| EXERCISE TASK |
Where a line in the listing contains the string "fraction", copy that line out.

| PROVIDED RECORDS |
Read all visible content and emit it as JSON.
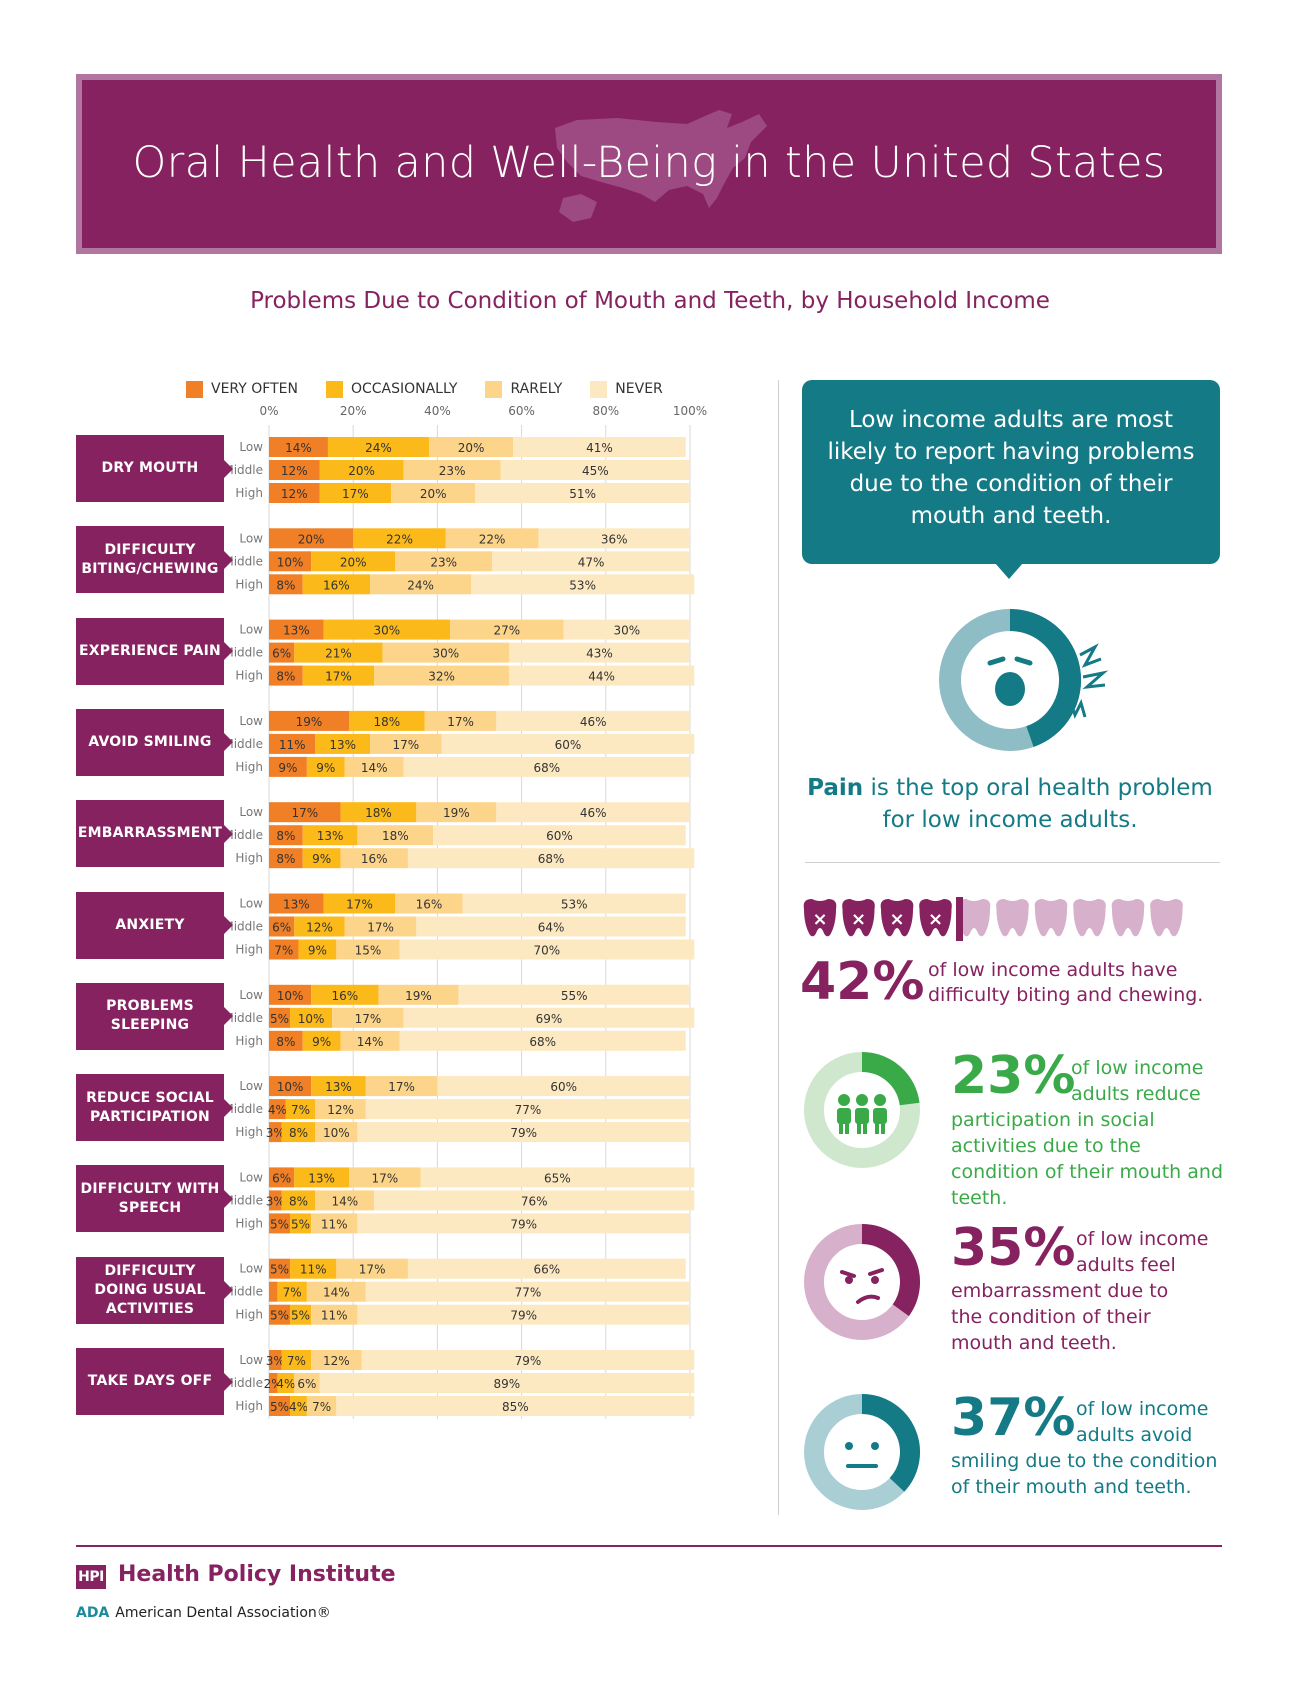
{
  "header": {
    "title": "Oral Health and Well-Being in the United States",
    "subtitle": "Problems Due to Condition of Mouth and Teeth, by Household Income"
  },
  "legend": [
    {
      "label": "VERY OFTEN",
      "color": "#f07f26"
    },
    {
      "label": "OCCASIONALLY",
      "color": "#fbba1a"
    },
    {
      "label": "RARELY",
      "color": "#fdd58a"
    },
    {
      "label": "NEVER",
      "color": "#fde9c1"
    }
  ],
  "chart_data": {
    "type": "bar",
    "orientation": "horizontal",
    "stacked": true,
    "xlim": [
      0,
      100
    ],
    "x_ticks": [
      "0%",
      "20%",
      "40%",
      "60%",
      "80%",
      "100%"
    ],
    "series_names": [
      "VERY OFTEN",
      "OCCASIONALLY",
      "RARELY",
      "NEVER"
    ],
    "colors": [
      "#f07f26",
      "#fbba1a",
      "#fdd58a",
      "#fde9c1"
    ],
    "income_levels": [
      "Low",
      "Middle",
      "High"
    ],
    "categories": [
      {
        "label": "DRY MOUTH",
        "rows": [
          [
            14,
            24,
            20,
            41
          ],
          [
            12,
            20,
            23,
            45
          ],
          [
            12,
            17,
            20,
            51
          ]
        ]
      },
      {
        "label": "DIFFICULTY BITING/CHEWING",
        "rows": [
          [
            20,
            22,
            22,
            36
          ],
          [
            10,
            20,
            23,
            47
          ],
          [
            8,
            16,
            24,
            53
          ]
        ]
      },
      {
        "label": "EXPERIENCE PAIN",
        "rows": [
          [
            13,
            30,
            27,
            30
          ],
          [
            6,
            21,
            30,
            43
          ],
          [
            8,
            17,
            32,
            44
          ]
        ]
      },
      {
        "label": "AVOID SMILING",
        "rows": [
          [
            19,
            18,
            17,
            46
          ],
          [
            11,
            13,
            17,
            60
          ],
          [
            9,
            9,
            14,
            68
          ]
        ]
      },
      {
        "label": "EMBARRASSMENT",
        "rows": [
          [
            17,
            18,
            19,
            46
          ],
          [
            8,
            13,
            18,
            60
          ],
          [
            8,
            9,
            16,
            68
          ]
        ]
      },
      {
        "label": "ANXIETY",
        "rows": [
          [
            13,
            17,
            16,
            53
          ],
          [
            6,
            12,
            17,
            64
          ],
          [
            7,
            9,
            15,
            70
          ]
        ]
      },
      {
        "label": "PROBLEMS SLEEPING",
        "rows": [
          [
            10,
            16,
            19,
            55
          ],
          [
            5,
            10,
            17,
            69
          ],
          [
            8,
            9,
            14,
            68
          ]
        ]
      },
      {
        "label": "REDUCE SOCIAL PARTICIPATION",
        "rows": [
          [
            10,
            13,
            17,
            60
          ],
          [
            4,
            7,
            12,
            77
          ],
          [
            3,
            8,
            10,
            79
          ]
        ]
      },
      {
        "label": "DIFFICULTY WITH SPEECH",
        "rows": [
          [
            6,
            13,
            17,
            65
          ],
          [
            3,
            8,
            14,
            76
          ],
          [
            5,
            5,
            11,
            79
          ]
        ]
      },
      {
        "label": "DIFFICULTY DOING USUAL ACTIVITIES",
        "rows": [
          [
            5,
            11,
            17,
            66
          ],
          [
            2,
            7,
            14,
            77
          ],
          [
            5,
            5,
            11,
            79
          ]
        ]
      },
      {
        "label": "TAKE DAYS OFF",
        "rows": [
          [
            3,
            7,
            12,
            79
          ],
          [
            2,
            4,
            6,
            89
          ],
          [
            5,
            4,
            7,
            85
          ]
        ]
      }
    ],
    "hidden_labels": [
      [
        9,
        1,
        0
      ]
    ]
  },
  "callout": {
    "text": "Low income adults are most likely to report having problems due to the condition of their mouth and teeth."
  },
  "pain": {
    "bold": "Pain",
    "rest": " is the top oral health problem for low income adults."
  },
  "stat42": {
    "value": "42%",
    "text": "of low income adults have difficulty biting and chewing.",
    "icons_marked": 4,
    "icons_total": 10
  },
  "stat23": {
    "value": "23%",
    "text_a": "of low income",
    "text_b": "adults reduce",
    "text_c": "participation in social activities due to the condition of their mouth and teeth.",
    "color": "#3aaa49",
    "fraction": 0.23
  },
  "stat35": {
    "value": "35%",
    "text_a": "of low income",
    "text_b": "adults feel",
    "text_c": "embarrassment due to the condition of their mouth and teeth.",
    "color": "#85225f",
    "fraction": 0.35
  },
  "stat37": {
    "value": "37%",
    "text_a": "of low income",
    "text_b": "adults avoid",
    "text_c": "smiling due to the condition of their mouth and teeth.",
    "color": "#147a86",
    "fraction": 0.37
  },
  "footer": {
    "badge": "HPI",
    "org": "Health Policy Institute",
    "ada_abbr": "ADA",
    "ada_name": "American Dental Association®"
  }
}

| SOLUTION FOR THIS PROBLEM |
    "fraction": 0.23
    "fraction": 0.35
    "fraction": 0.37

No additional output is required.